What you should do
Repeat each entry as written, dropping any picture you find.

— START OF Data entries —

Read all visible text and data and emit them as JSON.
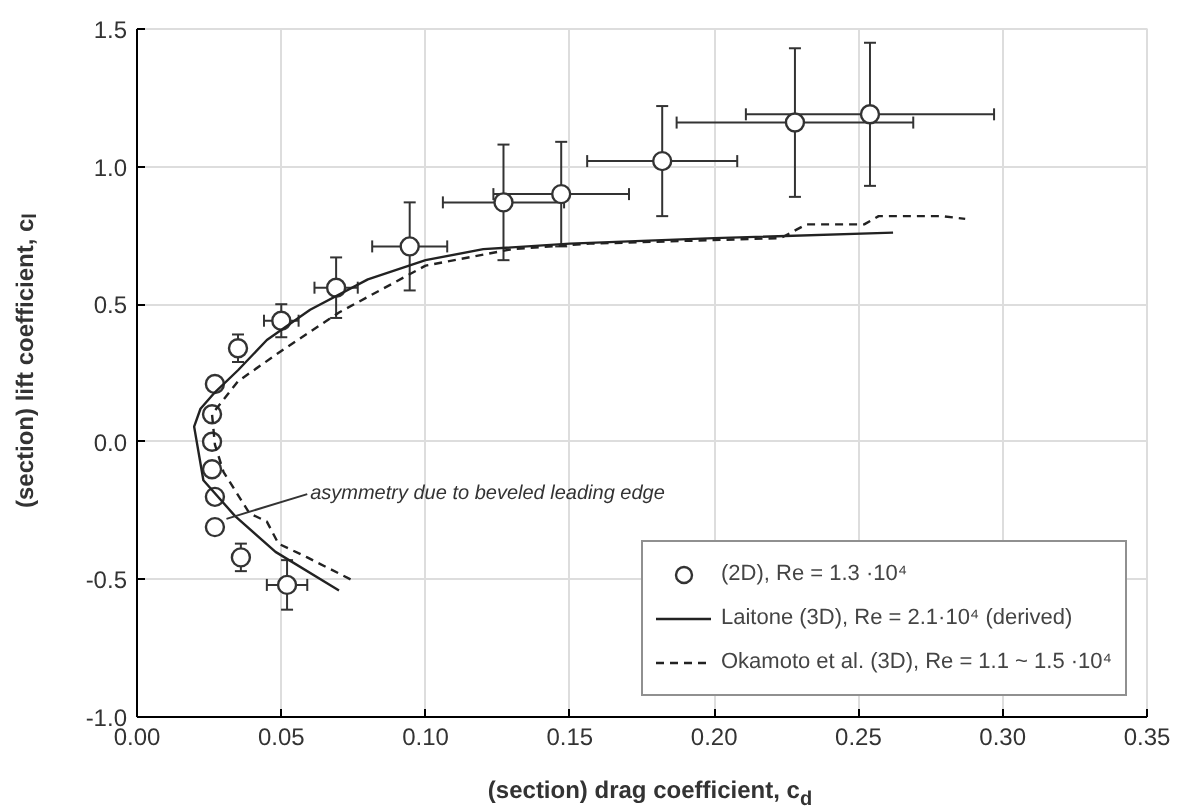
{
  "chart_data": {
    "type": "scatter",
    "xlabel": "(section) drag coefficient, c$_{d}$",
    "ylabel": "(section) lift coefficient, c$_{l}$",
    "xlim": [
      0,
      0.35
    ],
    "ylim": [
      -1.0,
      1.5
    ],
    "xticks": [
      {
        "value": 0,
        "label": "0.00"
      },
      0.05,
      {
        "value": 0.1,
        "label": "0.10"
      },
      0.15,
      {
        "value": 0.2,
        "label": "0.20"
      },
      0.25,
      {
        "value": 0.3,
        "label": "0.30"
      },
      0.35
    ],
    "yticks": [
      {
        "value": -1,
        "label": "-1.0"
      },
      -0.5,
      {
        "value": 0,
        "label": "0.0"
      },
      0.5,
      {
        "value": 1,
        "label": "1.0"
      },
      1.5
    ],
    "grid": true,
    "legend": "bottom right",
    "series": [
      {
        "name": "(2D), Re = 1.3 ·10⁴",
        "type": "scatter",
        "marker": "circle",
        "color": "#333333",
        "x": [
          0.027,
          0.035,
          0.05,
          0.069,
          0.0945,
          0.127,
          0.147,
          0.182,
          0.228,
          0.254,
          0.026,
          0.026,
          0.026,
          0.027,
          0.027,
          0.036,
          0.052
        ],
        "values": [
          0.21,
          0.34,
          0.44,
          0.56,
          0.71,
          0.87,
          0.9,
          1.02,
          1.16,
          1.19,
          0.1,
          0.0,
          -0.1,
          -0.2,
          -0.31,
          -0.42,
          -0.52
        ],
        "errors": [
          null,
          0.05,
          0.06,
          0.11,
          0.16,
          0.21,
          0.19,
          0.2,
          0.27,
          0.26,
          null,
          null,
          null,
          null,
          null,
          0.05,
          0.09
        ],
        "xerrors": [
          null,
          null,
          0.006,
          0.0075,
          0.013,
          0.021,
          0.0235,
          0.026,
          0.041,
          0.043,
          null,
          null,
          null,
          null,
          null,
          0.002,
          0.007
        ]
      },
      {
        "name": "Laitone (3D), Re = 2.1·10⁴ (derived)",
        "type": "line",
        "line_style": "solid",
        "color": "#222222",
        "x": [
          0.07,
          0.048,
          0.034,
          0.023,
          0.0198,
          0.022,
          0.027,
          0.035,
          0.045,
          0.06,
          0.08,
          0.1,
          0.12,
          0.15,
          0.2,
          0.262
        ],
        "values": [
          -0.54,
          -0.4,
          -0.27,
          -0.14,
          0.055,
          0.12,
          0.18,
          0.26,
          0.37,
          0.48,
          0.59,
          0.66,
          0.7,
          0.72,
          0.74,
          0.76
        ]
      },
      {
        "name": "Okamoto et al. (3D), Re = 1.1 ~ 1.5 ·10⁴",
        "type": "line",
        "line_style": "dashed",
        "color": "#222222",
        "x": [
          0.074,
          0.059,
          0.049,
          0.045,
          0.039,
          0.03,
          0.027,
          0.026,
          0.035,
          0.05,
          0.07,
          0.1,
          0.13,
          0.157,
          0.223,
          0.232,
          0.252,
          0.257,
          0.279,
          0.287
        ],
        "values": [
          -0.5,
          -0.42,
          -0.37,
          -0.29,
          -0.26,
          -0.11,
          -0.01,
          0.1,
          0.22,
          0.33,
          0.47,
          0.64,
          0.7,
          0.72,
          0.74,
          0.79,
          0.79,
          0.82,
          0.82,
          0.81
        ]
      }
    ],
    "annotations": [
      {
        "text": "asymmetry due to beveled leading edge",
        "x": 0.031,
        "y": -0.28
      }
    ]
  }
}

— END OF Data entries —

Worked answer
Read all visible text and data and emit them as JSON.
{
  "chart_data": {
    "type": "scatter",
    "xlabel": "(section) drag coefficient, c$_{d}$",
    "ylabel": "(section) lift coefficient, c$_{l}$",
    "xlim": [
      0,
      0.35
    ],
    "ylim": [
      -1.0,
      1.5
    ],
    "xticks": [
      {
        "value": 0,
        "label": "0.00"
      },
      0.05,
      {
        "value": 0.1,
        "label": "0.10"
      },
      0.15,
      {
        "value": 0.2,
        "label": "0.20"
      },
      0.25,
      {
        "value": 0.3,
        "label": "0.30"
      },
      0.35
    ],
    "yticks": [
      {
        "value": -1,
        "label": "-1.0"
      },
      -0.5,
      {
        "value": 0,
        "label": "0.0"
      },
      0.5,
      {
        "value": 1,
        "label": "1.0"
      },
      1.5
    ],
    "grid": true,
    "legend": "bottom right",
    "series": [
      {
        "name": "(2D), Re = 1.3 ·10⁴",
        "type": "scatter",
        "marker": "circle",
        "color": "#333333",
        "x": [
          0.027,
          0.035,
          0.05,
          0.069,
          0.0945,
          0.127,
          0.147,
          0.182,
          0.228,
          0.254,
          0.026,
          0.026,
          0.026,
          0.027,
          0.027,
          0.036,
          0.052
        ],
        "values": [
          0.21,
          0.34,
          0.44,
          0.56,
          0.71,
          0.87,
          0.9,
          1.02,
          1.16,
          1.19,
          0.1,
          0.0,
          -0.1,
          -0.2,
          -0.31,
          -0.42,
          -0.52
        ],
        "errors": [
          null,
          0.05,
          0.06,
          0.11,
          0.16,
          0.21,
          0.19,
          0.2,
          0.27,
          0.26,
          null,
          null,
          null,
          null,
          null,
          0.05,
          0.09
        ],
        "xerrors": [
          null,
          null,
          0.006,
          0.0075,
          0.013,
          0.021,
          0.0235,
          0.026,
          0.041,
          0.043,
          null,
          null,
          null,
          null,
          null,
          0.002,
          0.007
        ]
      },
      {
        "name": "Laitone (3D), Re = 2.1·10⁴ (derived)",
        "type": "line",
        "line_style": "solid",
        "color": "#222222",
        "x": [
          0.07,
          0.048,
          0.034,
          0.023,
          0.0198,
          0.022,
          0.027,
          0.035,
          0.045,
          0.06,
          0.08,
          0.1,
          0.12,
          0.15,
          0.2,
          0.262
        ],
        "values": [
          -0.54,
          -0.4,
          -0.27,
          -0.14,
          0.055,
          0.12,
          0.18,
          0.26,
          0.37,
          0.48,
          0.59,
          0.66,
          0.7,
          0.72,
          0.74,
          0.76
        ]
      },
      {
        "name": "Okamoto et al. (3D), Re = 1.1 ~ 1.5 ·10⁴",
        "type": "line",
        "line_style": "dashed",
        "color": "#222222",
        "x": [
          0.074,
          0.059,
          0.049,
          0.045,
          0.039,
          0.03,
          0.027,
          0.026,
          0.035,
          0.05,
          0.07,
          0.1,
          0.13,
          0.157,
          0.223,
          0.232,
          0.252,
          0.257,
          0.279,
          0.287
        ],
        "values": [
          -0.5,
          -0.42,
          -0.37,
          -0.29,
          -0.26,
          -0.11,
          -0.01,
          0.1,
          0.22,
          0.33,
          0.47,
          0.64,
          0.7,
          0.72,
          0.74,
          0.79,
          0.79,
          0.82,
          0.82,
          0.81
        ]
      }
    ],
    "annotations": [
      {
        "text": "asymmetry due to beveled leading edge",
        "x": 0.031,
        "y": -0.28
      }
    ]
  }
}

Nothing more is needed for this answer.